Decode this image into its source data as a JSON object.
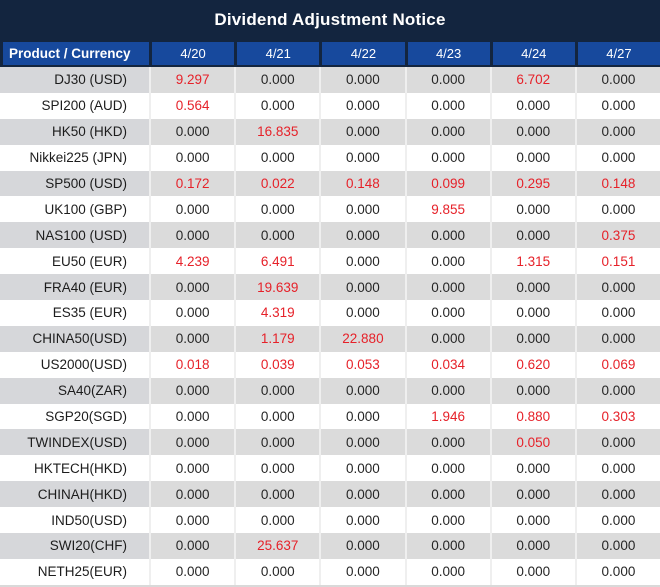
{
  "title": "Dividend Adjustment Notice",
  "colors": {
    "title_bar_bg": "#13253F",
    "header_bg": "#17499D",
    "header_text": "#FFFFFF",
    "row_alt_bg": "#DBDBDB",
    "row_alt_product_bg": "#D6D7DA",
    "row_bg": "#FFFFFF",
    "value_text": "#262626",
    "highlight_red": "#E62129"
  },
  "table": {
    "product_header": "Product / Currency",
    "date_headers": [
      "4/20",
      "4/21",
      "4/22",
      "4/23",
      "4/24",
      "4/27"
    ],
    "rows": [
      {
        "product": "DJ30 (USD)",
        "values": [
          "9.297",
          "0.000",
          "0.000",
          "0.000",
          "6.702",
          "0.000"
        ],
        "red": [
          true,
          false,
          false,
          false,
          true,
          false
        ]
      },
      {
        "product": "SPI200 (AUD)",
        "values": [
          "0.564",
          "0.000",
          "0.000",
          "0.000",
          "0.000",
          "0.000"
        ],
        "red": [
          true,
          false,
          false,
          false,
          false,
          false
        ]
      },
      {
        "product": "HK50 (HKD)",
        "values": [
          "0.000",
          "16.835",
          "0.000",
          "0.000",
          "0.000",
          "0.000"
        ],
        "red": [
          false,
          true,
          false,
          false,
          false,
          false
        ]
      },
      {
        "product": "Nikkei225 (JPN)",
        "values": [
          "0.000",
          "0.000",
          "0.000",
          "0.000",
          "0.000",
          "0.000"
        ],
        "red": [
          false,
          false,
          false,
          false,
          false,
          false
        ]
      },
      {
        "product": "SP500 (USD)",
        "values": [
          "0.172",
          "0.022",
          "0.148",
          "0.099",
          "0.295",
          "0.148"
        ],
        "red": [
          true,
          true,
          true,
          true,
          true,
          true
        ]
      },
      {
        "product": "UK100 (GBP)",
        "values": [
          "0.000",
          "0.000",
          "0.000",
          "9.855",
          "0.000",
          "0.000"
        ],
        "red": [
          false,
          false,
          false,
          true,
          false,
          false
        ]
      },
      {
        "product": "NAS100 (USD)",
        "values": [
          "0.000",
          "0.000",
          "0.000",
          "0.000",
          "0.000",
          "0.375"
        ],
        "red": [
          false,
          false,
          false,
          false,
          false,
          true
        ]
      },
      {
        "product": "EU50 (EUR)",
        "values": [
          "4.239",
          "6.491",
          "0.000",
          "0.000",
          "1.315",
          "0.151"
        ],
        "red": [
          true,
          true,
          false,
          false,
          true,
          true
        ]
      },
      {
        "product": "FRA40 (EUR)",
        "values": [
          "0.000",
          "19.639",
          "0.000",
          "0.000",
          "0.000",
          "0.000"
        ],
        "red": [
          false,
          true,
          false,
          false,
          false,
          false
        ]
      },
      {
        "product": "ES35 (EUR)",
        "values": [
          "0.000",
          "4.319",
          "0.000",
          "0.000",
          "0.000",
          "0.000"
        ],
        "red": [
          false,
          true,
          false,
          false,
          false,
          false
        ]
      },
      {
        "product": "CHINA50(USD)",
        "values": [
          "0.000",
          "1.179",
          "22.880",
          "0.000",
          "0.000",
          "0.000"
        ],
        "red": [
          false,
          true,
          true,
          false,
          false,
          false
        ]
      },
      {
        "product": "US2000(USD)",
        "values": [
          "0.018",
          "0.039",
          "0.053",
          "0.034",
          "0.620",
          "0.069"
        ],
        "red": [
          true,
          true,
          true,
          true,
          true,
          true
        ]
      },
      {
        "product": "SA40(ZAR)",
        "values": [
          "0.000",
          "0.000",
          "0.000",
          "0.000",
          "0.000",
          "0.000"
        ],
        "red": [
          false,
          false,
          false,
          false,
          false,
          false
        ]
      },
      {
        "product": "SGP20(SGD)",
        "values": [
          "0.000",
          "0.000",
          "0.000",
          "1.946",
          "0.880",
          "0.303"
        ],
        "red": [
          false,
          false,
          false,
          true,
          true,
          true
        ]
      },
      {
        "product": "TWINDEX(USD)",
        "values": [
          "0.000",
          "0.000",
          "0.000",
          "0.000",
          "0.050",
          "0.000"
        ],
        "red": [
          false,
          false,
          false,
          false,
          true,
          false
        ]
      },
      {
        "product": "HKTECH(HKD)",
        "values": [
          "0.000",
          "0.000",
          "0.000",
          "0.000",
          "0.000",
          "0.000"
        ],
        "red": [
          false,
          false,
          false,
          false,
          false,
          false
        ]
      },
      {
        "product": "CHINAH(HKD)",
        "values": [
          "0.000",
          "0.000",
          "0.000",
          "0.000",
          "0.000",
          "0.000"
        ],
        "red": [
          false,
          false,
          false,
          false,
          false,
          false
        ]
      },
      {
        "product": "IND50(USD)",
        "values": [
          "0.000",
          "0.000",
          "0.000",
          "0.000",
          "0.000",
          "0.000"
        ],
        "red": [
          false,
          false,
          false,
          false,
          false,
          false
        ]
      },
      {
        "product": "SWI20(CHF)",
        "values": [
          "0.000",
          "25.637",
          "0.000",
          "0.000",
          "0.000",
          "0.000"
        ],
        "red": [
          false,
          true,
          false,
          false,
          false,
          false
        ]
      },
      {
        "product": "NETH25(EUR)",
        "values": [
          "0.000",
          "0.000",
          "0.000",
          "0.000",
          "0.000",
          "0.000"
        ],
        "red": [
          false,
          false,
          false,
          false,
          false,
          false
        ]
      }
    ]
  }
}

- [YOUR OBJECTIVE]: Leave out the pictures and output the rest of the material exactly as written.

- [SOLUTION TO THIS TASK]:
Decode this image into its source data as a JSON object.
{
  "title": "Dividend Adjustment Notice",
  "colors": {
    "title_bar_bg": "#13253F",
    "header_bg": "#17499D",
    "header_text": "#FFFFFF",
    "row_alt_bg": "#DBDBDB",
    "row_alt_product_bg": "#D6D7DA",
    "row_bg": "#FFFFFF",
    "value_text": "#262626",
    "highlight_red": "#E62129"
  },
  "table": {
    "product_header": "Product / Currency",
    "date_headers": [
      "4/20",
      "4/21",
      "4/22",
      "4/23",
      "4/24",
      "4/27"
    ],
    "rows": [
      {
        "product": "DJ30 (USD)",
        "values": [
          "9.297",
          "0.000",
          "0.000",
          "0.000",
          "6.702",
          "0.000"
        ],
        "red": [
          true,
          false,
          false,
          false,
          true,
          false
        ]
      },
      {
        "product": "SPI200 (AUD)",
        "values": [
          "0.564",
          "0.000",
          "0.000",
          "0.000",
          "0.000",
          "0.000"
        ],
        "red": [
          true,
          false,
          false,
          false,
          false,
          false
        ]
      },
      {
        "product": "HK50 (HKD)",
        "values": [
          "0.000",
          "16.835",
          "0.000",
          "0.000",
          "0.000",
          "0.000"
        ],
        "red": [
          false,
          true,
          false,
          false,
          false,
          false
        ]
      },
      {
        "product": "Nikkei225 (JPN)",
        "values": [
          "0.000",
          "0.000",
          "0.000",
          "0.000",
          "0.000",
          "0.000"
        ],
        "red": [
          false,
          false,
          false,
          false,
          false,
          false
        ]
      },
      {
        "product": "SP500 (USD)",
        "values": [
          "0.172",
          "0.022",
          "0.148",
          "0.099",
          "0.295",
          "0.148"
        ],
        "red": [
          true,
          true,
          true,
          true,
          true,
          true
        ]
      },
      {
        "product": "UK100 (GBP)",
        "values": [
          "0.000",
          "0.000",
          "0.000",
          "9.855",
          "0.000",
          "0.000"
        ],
        "red": [
          false,
          false,
          false,
          true,
          false,
          false
        ]
      },
      {
        "product": "NAS100 (USD)",
        "values": [
          "0.000",
          "0.000",
          "0.000",
          "0.000",
          "0.000",
          "0.375"
        ],
        "red": [
          false,
          false,
          false,
          false,
          false,
          true
        ]
      },
      {
        "product": "EU50 (EUR)",
        "values": [
          "4.239",
          "6.491",
          "0.000",
          "0.000",
          "1.315",
          "0.151"
        ],
        "red": [
          true,
          true,
          false,
          false,
          true,
          true
        ]
      },
      {
        "product": "FRA40 (EUR)",
        "values": [
          "0.000",
          "19.639",
          "0.000",
          "0.000",
          "0.000",
          "0.000"
        ],
        "red": [
          false,
          true,
          false,
          false,
          false,
          false
        ]
      },
      {
        "product": "ES35 (EUR)",
        "values": [
          "0.000",
          "4.319",
          "0.000",
          "0.000",
          "0.000",
          "0.000"
        ],
        "red": [
          false,
          true,
          false,
          false,
          false,
          false
        ]
      },
      {
        "product": "CHINA50(USD)",
        "values": [
          "0.000",
          "1.179",
          "22.880",
          "0.000",
          "0.000",
          "0.000"
        ],
        "red": [
          false,
          true,
          true,
          false,
          false,
          false
        ]
      },
      {
        "product": "US2000(USD)",
        "values": [
          "0.018",
          "0.039",
          "0.053",
          "0.034",
          "0.620",
          "0.069"
        ],
        "red": [
          true,
          true,
          true,
          true,
          true,
          true
        ]
      },
      {
        "product": "SA40(ZAR)",
        "values": [
          "0.000",
          "0.000",
          "0.000",
          "0.000",
          "0.000",
          "0.000"
        ],
        "red": [
          false,
          false,
          false,
          false,
          false,
          false
        ]
      },
      {
        "product": "SGP20(SGD)",
        "values": [
          "0.000",
          "0.000",
          "0.000",
          "1.946",
          "0.880",
          "0.303"
        ],
        "red": [
          false,
          false,
          false,
          true,
          true,
          true
        ]
      },
      {
        "product": "TWINDEX(USD)",
        "values": [
          "0.000",
          "0.000",
          "0.000",
          "0.000",
          "0.050",
          "0.000"
        ],
        "red": [
          false,
          false,
          false,
          false,
          true,
          false
        ]
      },
      {
        "product": "HKTECH(HKD)",
        "values": [
          "0.000",
          "0.000",
          "0.000",
          "0.000",
          "0.000",
          "0.000"
        ],
        "red": [
          false,
          false,
          false,
          false,
          false,
          false
        ]
      },
      {
        "product": "CHINAH(HKD)",
        "values": [
          "0.000",
          "0.000",
          "0.000",
          "0.000",
          "0.000",
          "0.000"
        ],
        "red": [
          false,
          false,
          false,
          false,
          false,
          false
        ]
      },
      {
        "product": "IND50(USD)",
        "values": [
          "0.000",
          "0.000",
          "0.000",
          "0.000",
          "0.000",
          "0.000"
        ],
        "red": [
          false,
          false,
          false,
          false,
          false,
          false
        ]
      },
      {
        "product": "SWI20(CHF)",
        "values": [
          "0.000",
          "25.637",
          "0.000",
          "0.000",
          "0.000",
          "0.000"
        ],
        "red": [
          false,
          true,
          false,
          false,
          false,
          false
        ]
      },
      {
        "product": "NETH25(EUR)",
        "values": [
          "0.000",
          "0.000",
          "0.000",
          "0.000",
          "0.000",
          "0.000"
        ],
        "red": [
          false,
          false,
          false,
          false,
          false,
          false
        ]
      }
    ]
  }
}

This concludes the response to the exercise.